• _To do_
1) Print the passage from the essay on painting between "I have been" and "explain: Painting can never be art.", inclusive, word for word.
2) Carry on the essay on painting from the point where its last sentence ends.

I have been lambasted frequently on the internet and in glossy exhibition pamphlets for the above, but it is a statement I refuse to either modify or recant. Instead, let me repeat and explain: Painting can never be art.
Never, I realize, is a long way off. However, given that we have roughly 32,000 years of painting to judge, I can safely say that, barring an incredible leap forward in canvas or pigment technology, painting can never be art.
A great many very important people have devoted their lives to claiming that paintings are art, but those people, although well-meaning, are incorrect. Let us start with a definition of art. As there is no one better to define art than an artist, I will use that of Tolstoy, who said “art is a use of indirect means to communicate from one person to another.” (Jerrold Levinson, The Oxford Handbook of Aesthetics, Oxford university Press, 2003, p5). We have, of course, many instances of such indirect means of communication we are readily used to: movies, which engage the viewer directly and use that engagement to subtly manipulate the viewer’s expectations of the world; novels, which require that the reader construct, given only a few basic rules and suggestions, an entire universe and use that universe to reinforce or alter our view of the ethical world; and video games, which allow a user to act, to move within a world, learn the rules through trial and error, and build a working method for analyzing and interacting with each other and with the universe. Art may serve the superficial purpose of telling a story, but it also indirectly allows us to become ur-philosphers and scientists, questioning all that we observe.

• _Raw data_

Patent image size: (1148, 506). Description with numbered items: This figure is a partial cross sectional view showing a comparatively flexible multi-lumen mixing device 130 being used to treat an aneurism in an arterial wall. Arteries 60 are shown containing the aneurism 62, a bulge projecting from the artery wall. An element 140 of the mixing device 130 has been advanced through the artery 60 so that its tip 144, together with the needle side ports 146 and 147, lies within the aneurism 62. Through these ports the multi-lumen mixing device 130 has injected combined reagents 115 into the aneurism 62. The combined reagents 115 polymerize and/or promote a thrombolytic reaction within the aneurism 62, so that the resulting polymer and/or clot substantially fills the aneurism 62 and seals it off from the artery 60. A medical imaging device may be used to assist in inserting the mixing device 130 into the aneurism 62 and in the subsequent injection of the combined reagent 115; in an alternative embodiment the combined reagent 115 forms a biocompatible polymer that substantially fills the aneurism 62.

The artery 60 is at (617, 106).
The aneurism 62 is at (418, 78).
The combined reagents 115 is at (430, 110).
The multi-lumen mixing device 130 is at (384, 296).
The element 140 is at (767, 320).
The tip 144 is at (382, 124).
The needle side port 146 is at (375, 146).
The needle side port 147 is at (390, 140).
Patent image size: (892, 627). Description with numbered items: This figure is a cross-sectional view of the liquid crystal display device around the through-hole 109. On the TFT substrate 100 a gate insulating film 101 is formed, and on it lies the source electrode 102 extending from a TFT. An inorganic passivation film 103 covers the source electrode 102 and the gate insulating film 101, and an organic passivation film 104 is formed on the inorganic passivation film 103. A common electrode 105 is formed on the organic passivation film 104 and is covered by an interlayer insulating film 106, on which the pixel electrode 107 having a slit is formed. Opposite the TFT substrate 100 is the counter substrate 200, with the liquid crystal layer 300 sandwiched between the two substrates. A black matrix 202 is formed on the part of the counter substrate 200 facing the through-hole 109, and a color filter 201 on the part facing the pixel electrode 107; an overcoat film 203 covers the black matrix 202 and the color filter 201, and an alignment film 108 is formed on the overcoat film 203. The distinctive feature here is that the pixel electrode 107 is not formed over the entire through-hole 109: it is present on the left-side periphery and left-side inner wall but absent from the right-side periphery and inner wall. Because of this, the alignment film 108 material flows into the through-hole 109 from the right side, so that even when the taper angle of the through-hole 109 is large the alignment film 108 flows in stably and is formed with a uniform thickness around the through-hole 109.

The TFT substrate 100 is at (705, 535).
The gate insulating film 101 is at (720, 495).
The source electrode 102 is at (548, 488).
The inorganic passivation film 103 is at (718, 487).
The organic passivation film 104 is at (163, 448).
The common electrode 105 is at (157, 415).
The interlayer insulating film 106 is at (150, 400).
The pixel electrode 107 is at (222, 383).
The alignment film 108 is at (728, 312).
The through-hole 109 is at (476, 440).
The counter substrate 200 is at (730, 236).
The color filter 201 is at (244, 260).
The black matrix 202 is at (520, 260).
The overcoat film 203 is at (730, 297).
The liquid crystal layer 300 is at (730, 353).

• _Written responses_
1)
I have been lambasted frequently on the internet and in glossy exhibition pamphlets for the above, but it is a statement I refuse to either modify or recant. Instead, let me repeat and explain: Painting can never be art.

2)
We can plainly see that examples of art in prose, film, and video gamography abound which follow Tolstoy’s definition of art. George Orwell’s Nineteen Eighty-Four, although at times as indirect as a wollop to the head, still serves the far more important and subversive purpose of warning of the dangers of a totalitarian government. The film Wall-E and the game The Sims 3 both allow overt stories while subtly hinting at the dangers of commercialism.
But in paintings? A painting, simply put, lacks subtlety. It either assaults you with its message in the most crass, unwelcome way possible, or simply hangs mute, attractive daubs of color on a surface but infused with no real substantive meaning. I can safely say that no moral issue was decided or affected thanks to Édouard Manet’s Carnations and Clematis in a Crystal Vase. It is a pretty painting, sure. But aesthetic does not equal artistic.
Perhaps that previous definition of art doesn’t satisfy you. In that case, we can use the definition developed by Martin Heidegger, who said “art is the means by which a community develops for itself a medium for self-expression and interpretation.” (Martin Heidegger, “The Origin of the Work of Art”, in Poetry, Language, Thought, Harper Perenniel, 2001) Video games, of course, satisfy this definition of art twice over: they represent the expression of the video game creator, a man or woman who works as part of a large group, essentially a nascent community created for the purpose of creating art; video games also represent the expression of the players, who navigate the invented landscape and reinterpret it through their actions, commentary, or mods.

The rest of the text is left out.